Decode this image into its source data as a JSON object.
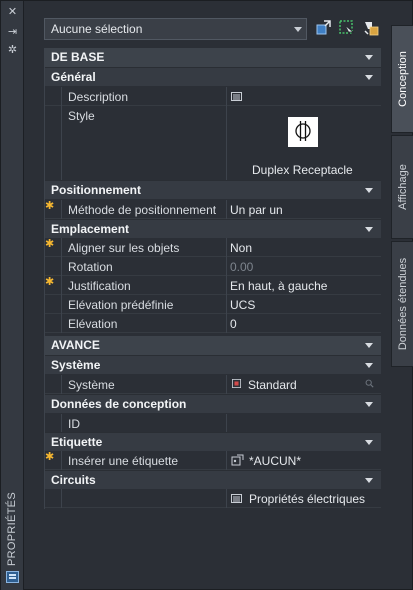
{
  "palette": {
    "title": "PROPRIÉTÉS"
  },
  "toolbar": {
    "selection_value": "Aucune sélection"
  },
  "sections": {
    "base": {
      "title": "DE BASE",
      "general": {
        "title": "Général",
        "description_label": "Description",
        "style_label": "Style",
        "style_name": "Duplex Receptacle"
      },
      "positionnement": {
        "title": "Positionnement",
        "methode_label": "Méthode de positionnement",
        "methode_value": "Un par un"
      },
      "emplacement": {
        "title": "Emplacement",
        "aligner_label": "Aligner sur les objets",
        "aligner_value": "Non",
        "rotation_label": "Rotation",
        "rotation_value": "0.00",
        "justification_label": "Justification",
        "justification_value": "En haut, à gauche",
        "elev_predef_label": "Elévation prédéfinie",
        "elev_predef_value": "UCS",
        "elevation_label": "Elévation",
        "elevation_value": "0"
      }
    },
    "avance": {
      "title": "AVANCE",
      "systeme": {
        "title": "Système",
        "systeme_label": "Système",
        "systeme_value": "Standard"
      },
      "donnees": {
        "title": "Données de conception",
        "id_label": "ID",
        "id_value": ""
      },
      "etiquette": {
        "title": "Etiquette",
        "inserer_label": "Insérer une étiquette",
        "inserer_value": "*AUCUN*"
      },
      "circuits": {
        "title": "Circuits",
        "prop_elec_value": "Propriétés électriques"
      }
    }
  },
  "tabs": [
    "Conception",
    "Affichage",
    "Données étendues"
  ],
  "colors": {
    "accent_star": "#f5b731",
    "panel_bg": "#2b2f36"
  }
}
---
What is asked =
All records must be output exactly as they are, except for the pictures, which are left out.

Task solution =
Decode this image into its source data as a JSON object.
{
  "palette": {
    "title": "PROPRIÉTÉS"
  },
  "toolbar": {
    "selection_value": "Aucune sélection"
  },
  "sections": {
    "base": {
      "title": "DE BASE",
      "general": {
        "title": "Général",
        "description_label": "Description",
        "style_label": "Style",
        "style_name": "Duplex Receptacle"
      },
      "positionnement": {
        "title": "Positionnement",
        "methode_label": "Méthode de positionnement",
        "methode_value": "Un par un"
      },
      "emplacement": {
        "title": "Emplacement",
        "aligner_label": "Aligner sur les objets",
        "aligner_value": "Non",
        "rotation_label": "Rotation",
        "rotation_value": "0.00",
        "justification_label": "Justification",
        "justification_value": "En haut, à gauche",
        "elev_predef_label": "Elévation prédéfinie",
        "elev_predef_value": "UCS",
        "elevation_label": "Elévation",
        "elevation_value": "0"
      }
    },
    "avance": {
      "title": "AVANCE",
      "systeme": {
        "title": "Système",
        "systeme_label": "Système",
        "systeme_value": "Standard"
      },
      "donnees": {
        "title": "Données de conception",
        "id_label": "ID",
        "id_value": ""
      },
      "etiquette": {
        "title": "Etiquette",
        "inserer_label": "Insérer une étiquette",
        "inserer_value": "*AUCUN*"
      },
      "circuits": {
        "title": "Circuits",
        "prop_elec_value": "Propriétés électriques"
      }
    }
  },
  "tabs": [
    "Conception",
    "Affichage",
    "Données étendues"
  ],
  "colors": {
    "accent_star": "#f5b731",
    "panel_bg": "#2b2f36"
  }
}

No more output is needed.